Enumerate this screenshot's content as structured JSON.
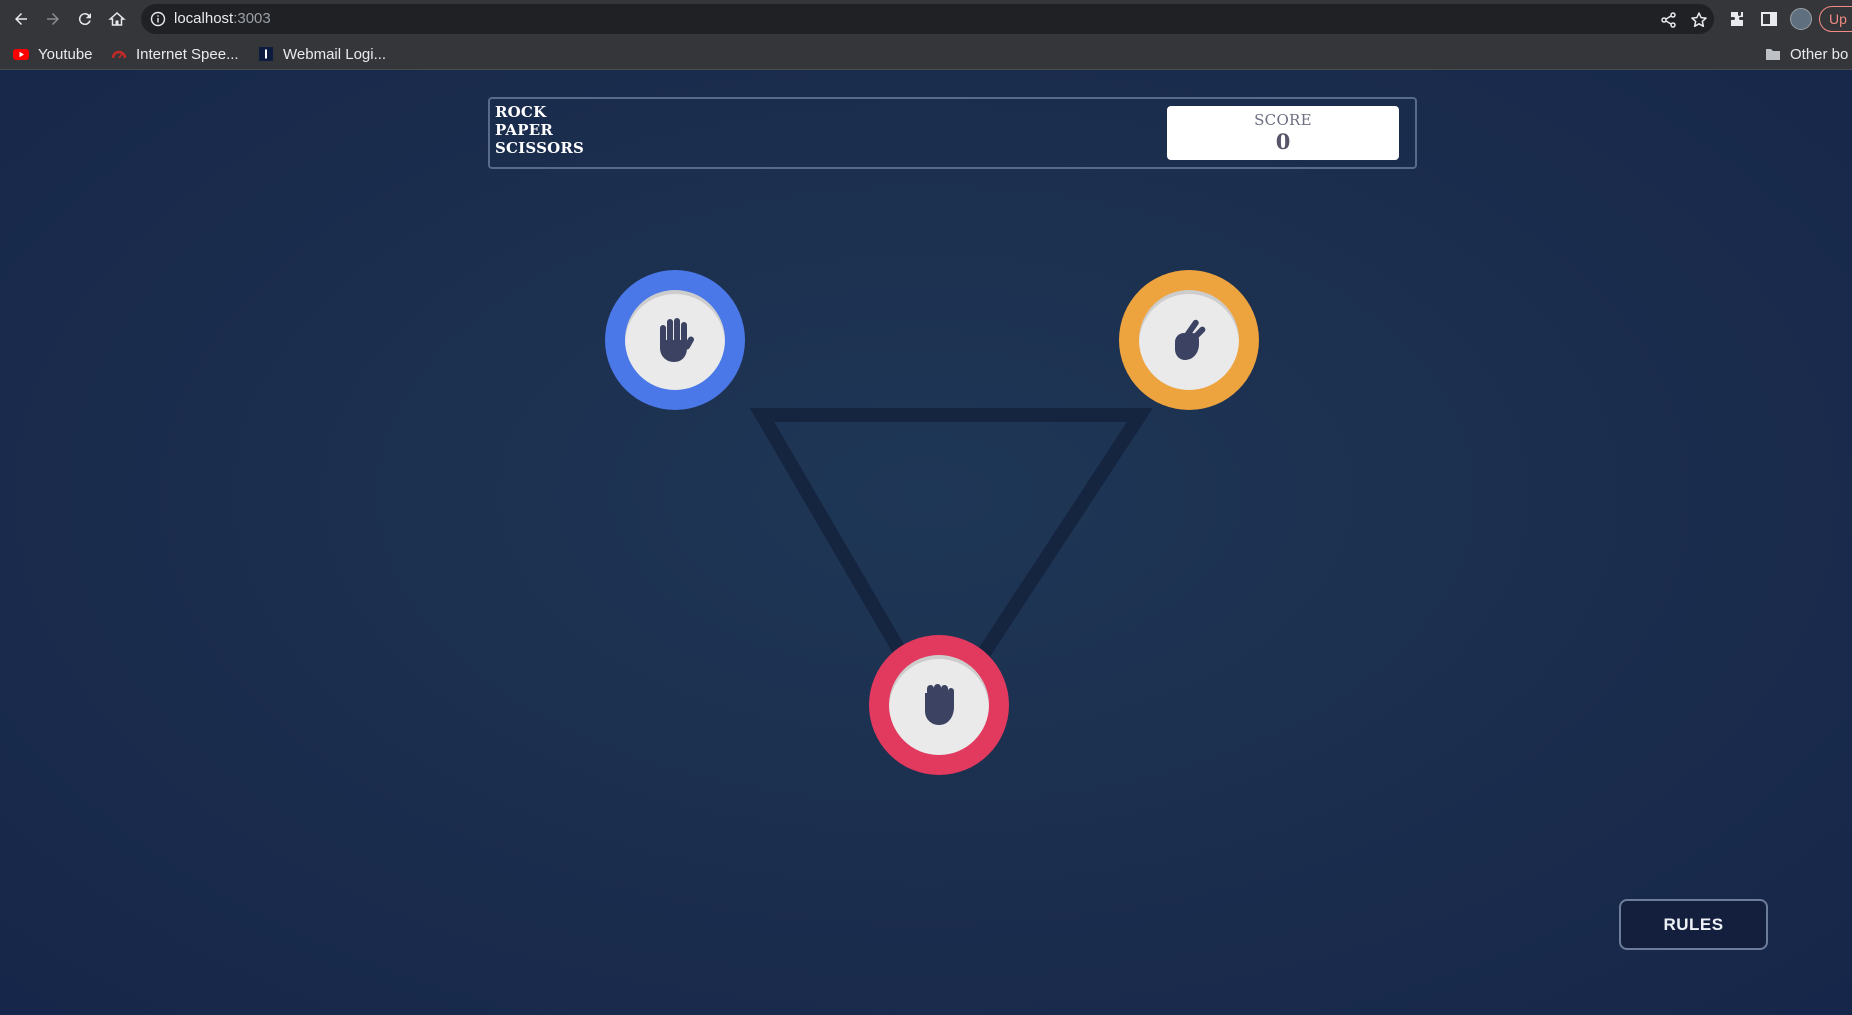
{
  "browser": {
    "url_host": "localhost",
    "url_port": ":3003",
    "bookmarks": [
      {
        "label": "Youtube",
        "icon": "youtube-icon"
      },
      {
        "label": "Internet Spee...",
        "icon": "speedometer-icon"
      },
      {
        "label": "Webmail Logi...",
        "icon": "webmail-icon"
      }
    ],
    "other_bookmarks_label": "Other bo",
    "update_label": "Up"
  },
  "game": {
    "title_lines": [
      "ROCK",
      "PAPER",
      "SCISSORS"
    ],
    "score_label": "SCORE",
    "score_value": "0",
    "choices": [
      {
        "name": "paper",
        "icon": "paper-hand-icon",
        "ring_color": "#4a78e8"
      },
      {
        "name": "scissors",
        "icon": "scissors-hand-icon",
        "ring_color": "#eda33e"
      },
      {
        "name": "rock",
        "icon": "rock-fist-icon",
        "ring_color": "#e23a5e"
      }
    ],
    "rules_label": "RULES"
  },
  "colors": {
    "background": "#1b2d4d",
    "triangle_stroke": "#15243f",
    "icon_color": "#3b4262"
  }
}
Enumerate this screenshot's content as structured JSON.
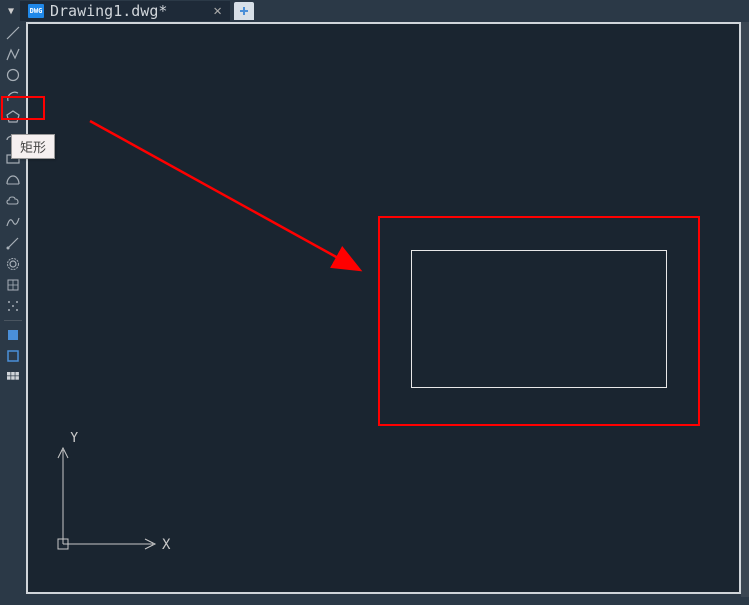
{
  "tabs": {
    "dropdown_glyph": "▼",
    "active": {
      "icon_text": "DWG",
      "title": "Drawing1.dwg*",
      "close_glyph": "✕"
    }
  },
  "tooltip": {
    "rectangle": "矩形"
  },
  "ucs": {
    "x_label": "X",
    "y_label": "Y"
  },
  "tools": [
    "line",
    "polyline",
    "circle",
    "arc-cw",
    "polygon",
    "ellipse-arc",
    "rectangle",
    "ellipse-half",
    "cloud",
    "spline",
    "ray",
    "gear",
    "hatch-grid",
    "point-grid",
    "solid-fill",
    "solid-box",
    "table"
  ]
}
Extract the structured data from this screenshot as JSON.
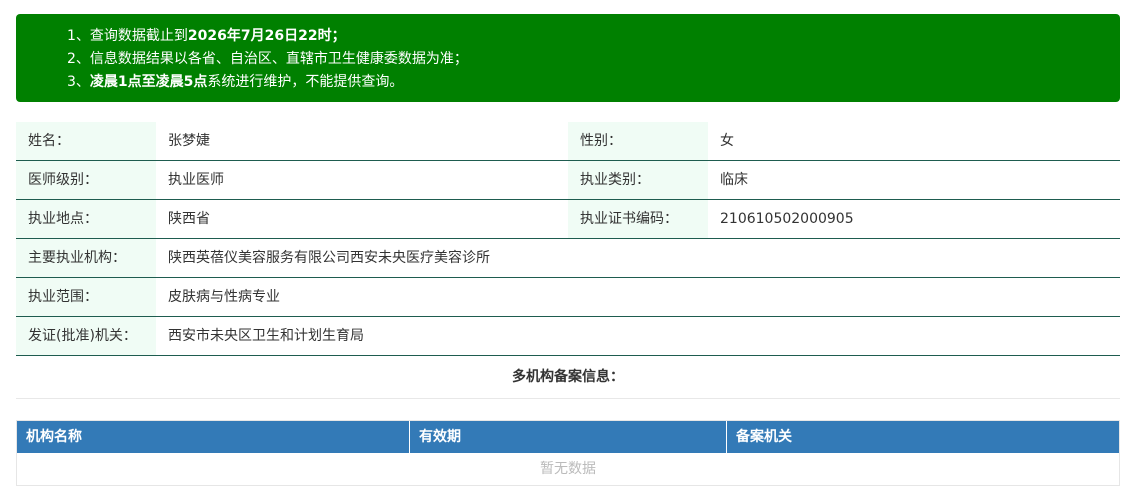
{
  "notice": {
    "line1_prefix": "1、查询数据截止到",
    "line1_emph": "2026年7月26日22时；",
    "line2": "2、信息数据结果以各省、自治区、直辖市卫生健康委数据为准；",
    "line3_prefix": "3、",
    "line3_emph": "凌晨1点至凌晨5点",
    "line3_suffix": "系统进行维护，不能提供查询。",
    "bg_color": "#008000"
  },
  "info": {
    "name_label": "姓名：",
    "name_value": "张梦婕",
    "gender_label": "性别：",
    "gender_value": "女",
    "level_label": "医师级别：",
    "level_value": "执业医师",
    "category_label": "执业类别：",
    "category_value": "临床",
    "location_label": "执业地点：",
    "location_value": "陕西省",
    "cert_label": "执业证书编码：",
    "cert_value": "210610502000905",
    "institution_label": "主要执业机构：",
    "institution_value": "陕西英蓓仪美容服务有限公司西安未央医疗美容诊所",
    "scope_label": "执业范围：",
    "scope_value": "皮肤病与性病专业",
    "issuer_label": "发证(批准)机关：",
    "issuer_value": "西安市未央区卫生和计划生育局",
    "label_bg": "#f0fcf5"
  },
  "multi": {
    "title": "多机构备案信息：",
    "columns": [
      "机构名称",
      "有效期",
      "备案机关"
    ],
    "empty_text": "暂无数据",
    "header_color": "#337ab7"
  }
}
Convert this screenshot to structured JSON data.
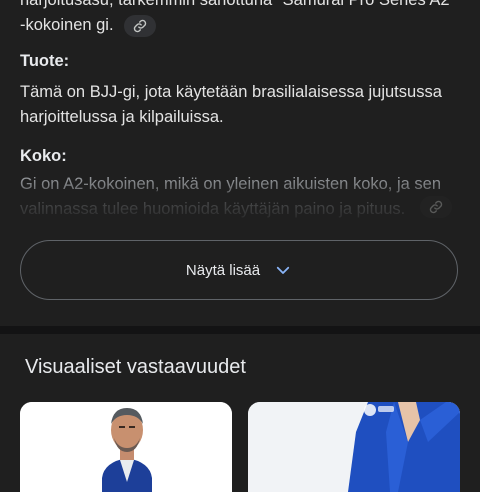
{
  "answer": {
    "intro_text": "harjoitusasu, tarkemmin sanottuna \"Samurai Pro Series A2\" -kokoinen gi.",
    "sections": [
      {
        "heading": "Tuote:",
        "text": "Tämä on BJJ-gi, jota käytetään brasilialaisessa jujutsussa harjoittelussa ja kilpailuissa."
      },
      {
        "heading": "Koko:",
        "text": "Gi on A2-kokoinen, mikä on yleinen aikuisten koko, ja sen valinnassa tulee huomioida käyttäjän paino ja pituus."
      }
    ],
    "link_icon": "link-icon",
    "show_more_label": "Näytä lisää",
    "show_more_icon": "chevron-down-icon"
  },
  "visual_matches": {
    "title": "Visuaaliset vastaavuudet",
    "items": [
      {
        "description": "man-in-blue-gi-photo"
      },
      {
        "description": "blue-gi-closeup-photo"
      }
    ]
  },
  "colors": {
    "background": "#1f1f1f",
    "text": "#e3e3e3",
    "accent_chevron": "#8ab4f8",
    "gi_blue": "#1f4fc0"
  }
}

Task
Would you set down the listing exactly, omitting pictures?

Answer to this exercise
Enumerate this screenshot's content as structured JSON.
{
  "browser": {
    "url_host": "localhost",
    "url_port": ":3003",
    "bookmarks": [
      {
        "label": "Youtube",
        "icon": "youtube-icon"
      },
      {
        "label": "Internet Spee...",
        "icon": "speedometer-icon"
      },
      {
        "label": "Webmail Logi...",
        "icon": "webmail-icon"
      }
    ],
    "other_bookmarks_label": "Other bo",
    "update_label": "Up"
  },
  "game": {
    "title_lines": [
      "ROCK",
      "PAPER",
      "SCISSORS"
    ],
    "score_label": "SCORE",
    "score_value": "0",
    "choices": [
      {
        "name": "paper",
        "icon": "paper-hand-icon",
        "ring_color": "#4a78e8"
      },
      {
        "name": "scissors",
        "icon": "scissors-hand-icon",
        "ring_color": "#eda33e"
      },
      {
        "name": "rock",
        "icon": "rock-fist-icon",
        "ring_color": "#e23a5e"
      }
    ],
    "rules_label": "RULES"
  },
  "colors": {
    "background": "#1b2d4d",
    "triangle_stroke": "#15243f",
    "icon_color": "#3b4262"
  }
}
Enumerate this screenshot's content as structured JSON.
{
  "tabs": {
    "dropdown_glyph": "▼",
    "active": {
      "icon_text": "DWG",
      "title": "Drawing1.dwg*",
      "close_glyph": "✕"
    }
  },
  "tooltip": {
    "rectangle": "矩形"
  },
  "ucs": {
    "x_label": "X",
    "y_label": "Y"
  },
  "tools": [
    "line",
    "polyline",
    "circle",
    "arc-cw",
    "polygon",
    "ellipse-arc",
    "rectangle",
    "ellipse-half",
    "cloud",
    "spline",
    "ray",
    "gear",
    "hatch-grid",
    "point-grid",
    "solid-fill",
    "solid-box",
    "table"
  ]
}
Extract the structured data from this screenshot as JSON.
{
  "notice": {
    "line1_prefix": "1、查询数据截止到",
    "line1_emph": "2026年7月26日22时；",
    "line2": "2、信息数据结果以各省、自治区、直辖市卫生健康委数据为准；",
    "line3_prefix": "3、",
    "line3_emph": "凌晨1点至凌晨5点",
    "line3_suffix": "系统进行维护，不能提供查询。",
    "bg_color": "#008000"
  },
  "info": {
    "name_label": "姓名：",
    "name_value": "张梦婕",
    "gender_label": "性别：",
    "gender_value": "女",
    "level_label": "医师级别：",
    "level_value": "执业医师",
    "category_label": "执业类别：",
    "category_value": "临床",
    "location_label": "执业地点：",
    "location_value": "陕西省",
    "cert_label": "执业证书编码：",
    "cert_value": "210610502000905",
    "institution_label": "主要执业机构：",
    "institution_value": "陕西英蓓仪美容服务有限公司西安未央医疗美容诊所",
    "scope_label": "执业范围：",
    "scope_value": "皮肤病与性病专业",
    "issuer_label": "发证(批准)机关：",
    "issuer_value": "西安市未央区卫生和计划生育局",
    "label_bg": "#f0fcf5"
  },
  "multi": {
    "title": "多机构备案信息：",
    "columns": [
      "机构名称",
      "有效期",
      "备案机关"
    ],
    "empty_text": "暂无数据",
    "header_color": "#337ab7"
  }
}
Convert this screenshot to structured JSON data.
{
  "answer": {
    "intro_text": "harjoitusasu, tarkemmin sanottuna \"Samurai Pro Series A2\" -kokoinen gi.",
    "sections": [
      {
        "heading": "Tuote:",
        "text": "Tämä on BJJ-gi, jota käytetään brasilialaisessa jujutsussa harjoittelussa ja kilpailuissa."
      },
      {
        "heading": "Koko:",
        "text": "Gi on A2-kokoinen, mikä on yleinen aikuisten koko, ja sen valinnassa tulee huomioida käyttäjän paino ja pituus."
      }
    ],
    "link_icon": "link-icon",
    "show_more_label": "Näytä lisää",
    "show_more_icon": "chevron-down-icon"
  },
  "visual_matches": {
    "title": "Visuaaliset vastaavuudet",
    "items": [
      {
        "description": "man-in-blue-gi-photo"
      },
      {
        "description": "blue-gi-closeup-photo"
      }
    ]
  },
  "colors": {
    "background": "#1f1f1f",
    "text": "#e3e3e3",
    "accent_chevron": "#8ab4f8",
    "gi_blue": "#1f4fc0"
  }
}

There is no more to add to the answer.